● **TASK TO COMPLETE**
Make an exact copy of the records, with the images left out.

● **PROVIDED INFORMATION**
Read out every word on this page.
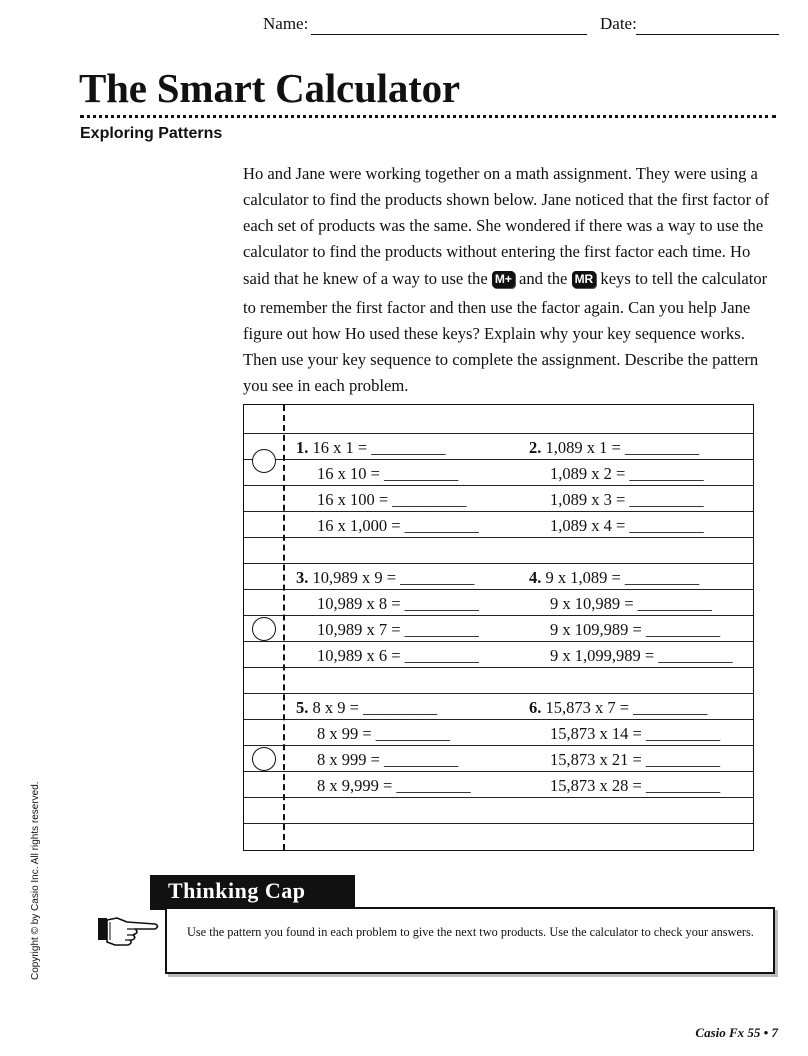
Name:	Date:
The Smart Calculator
Exploring Patterns
Ho and Jane were working together on a math assignment. They were using a
calculator to find the products shown below. Jane noticed that the first factor of
each set of products was the same. She wondered if there was a way to use the
calculator to find the products without entering the first factor each time. Ho
said that he knew of a way to use the M+ and the MR keys to tell the calculator
to remember the first factor and then use the factor again. Can you help Jane
figure out how Ho used these keys? Explain why your key sequence works.
Then use your key sequence to complete the assignment. Describe the pattern
you see in each problem.
1. 16 x 1 = _________
16 x 10 = _________
16 x 100 = _________
16 x 1,000 = _________
2. 1,089 x 1 = _________
1,089 x 2 = _________
1,089 x 3 = _________
1,089 x 4 = _________
3. 10,989 x 9 = _________
10,989 x 8 = _________
10,989 x 7 = _________
10,989 x 6 = _________
4. 9 x 1,089 = _________
9 x 10,989 = _________
9 x 109,989 = _________
9 x 1,099,989 = _________
5. 8 x 9 = _________
8 x 99 = _________
8 x 999 = _________
8 x 9,999 = _________
6. 15,873 x 7 = _________
15,873 x 14 = _________
15,873 x 21 = _________
15,873 x 28 = _________
Thinking Cap
Use the pattern you found in each problem to give the next two products. Use the calculator to check your answers.
Copyright © by Casio Inc. All rights reserved.
Casio Fx 55 • 7
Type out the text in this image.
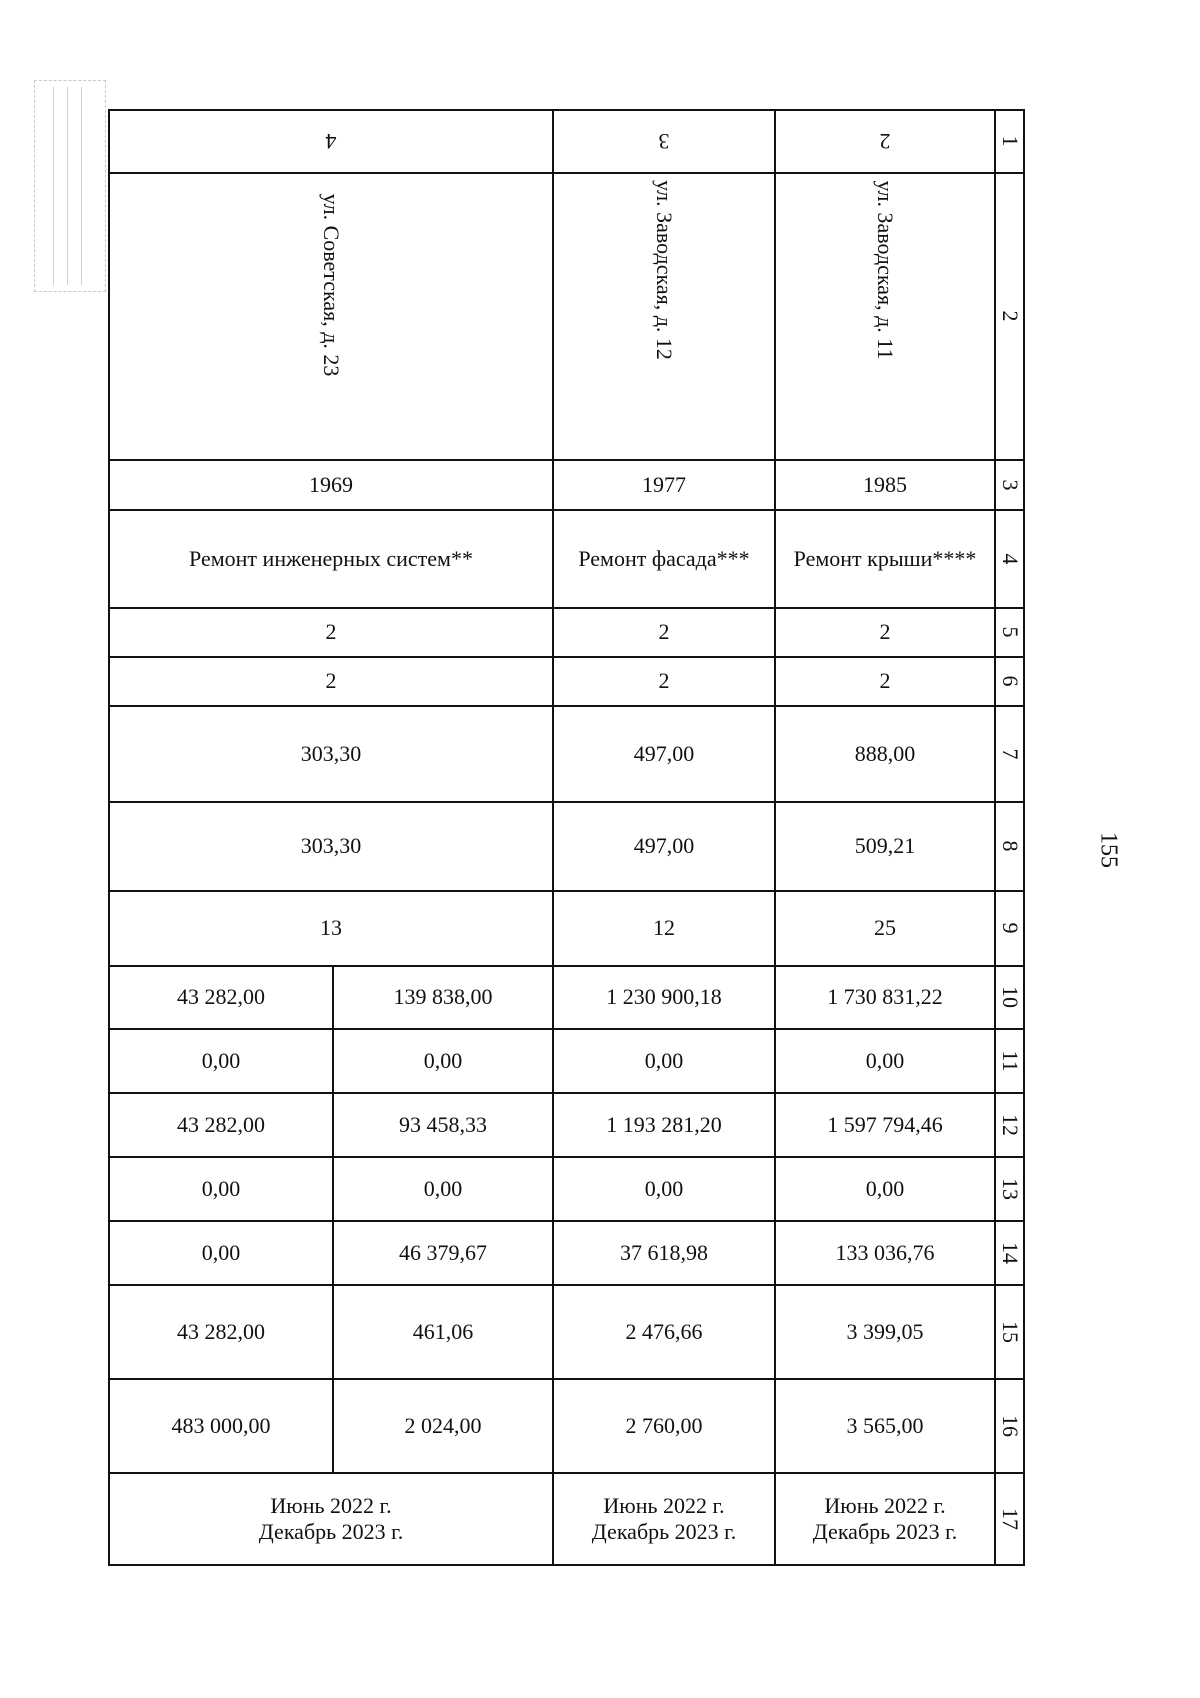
155
1
2
3
4
5
6
7
8
9
10
11
12
13
14
15
16
17
2
ул. Заводская, д. 11
1985
Ремонт крыши****
2
2
888,00
509,21
25
1 730 831,22
0,00
1 597 794,46
0,00
133 036,76
3 399,05
3 565,00
Июнь 2022 г.
Декабрь 2023 г.
3
ул. Заводская, д. 12
1977
Ремонт фасада***
2
2
497,00
497,00
12
1 230 900,18
0,00
1 193 281,20
0,00
37 618,98
2 476,66
2 760,00
Июнь 2022 г.
Декабрь 2023 г.
4
ул. Советская, д. 23
1969
Ремонт инженерных систем**
2
2
303,30
303,30
13
43 282,00
0,00
43 282,00
0,00
0,00
43 282,00
483 000,00
139 838,00
0,00
93 458,33
0,00
46 379,67
461,06
2 024,00
Июнь 2022 г.
Декабрь 2023 г.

● **SOLVED EXERCISE**
Read out every word on this page.
Name:	Date:
The Smart Calculator
Exploring Patterns
Ho and Jane were working together on a math assignment. They were using a
calculator to find the products shown below. Jane noticed that the first factor of
each set of products was the same. She wondered if there was a way to use the
calculator to find the products without entering the first factor each time. Ho
said that he knew of a way to use the M+ and the MR keys to tell the calculator
to remember the first factor and then use the factor again. Can you help Jane
figure out how Ho used these keys? Explain why your key sequence works.
Then use your key sequence to complete the assignment. Describe the pattern
you see in each problem.
1. 16 x 1 = _________
16 x 10 = _________
16 x 100 = _________
16 x 1,000 = _________
2. 1,089 x 1 = _________
1,089 x 2 = _________
1,089 x 3 = _________
1,089 x 4 = _________
3. 10,989 x 9 = _________
10,989 x 8 = _________
10,989 x 7 = _________
10,989 x 6 = _________
4. 9 x 1,089 = _________
9 x 10,989 = _________
9 x 109,989 = _________
9 x 1,099,989 = _________
5. 8 x 9 = _________
8 x 99 = _________
8 x 999 = _________
8 x 9,999 = _________
6. 15,873 x 7 = _________
15,873 x 14 = _________
15,873 x 21 = _________
15,873 x 28 = _________
Thinking Cap
Use the pattern you found in each problem to give the next two products. Use the calculator to check your answers.
Copyright © by Casio Inc. All rights reserved.
Casio Fx 55 • 7
Type out the text in this image.
155
1
2
3
4
5
6
7
8
9
10
11
12
13
14
15
16
17
2
ул. Заводская, д. 11
1985
Ремонт крыши****
2
2
888,00
509,21
25
1 730 831,22
0,00
1 597 794,46
0,00
133 036,76
3 399,05
3 565,00
Июнь 2022 г.
Декабрь 2023 г.
3
ул. Заводская, д. 12
1977
Ремонт фасада***
2
2
497,00
497,00
12
1 230 900,18
0,00
1 193 281,20
0,00
37 618,98
2 476,66
2 760,00
Июнь 2022 г.
Декабрь 2023 г.
4
ул. Советская, д. 23
1969
Ремонт инженерных систем**
2
2
303,30
303,30
13
43 282,00
0,00
43 282,00
0,00
0,00
43 282,00
483 000,00
139 838,00
0,00
93 458,33
0,00
46 379,67
461,06
2 024,00
Июнь 2022 г.
Декабрь 2023 г.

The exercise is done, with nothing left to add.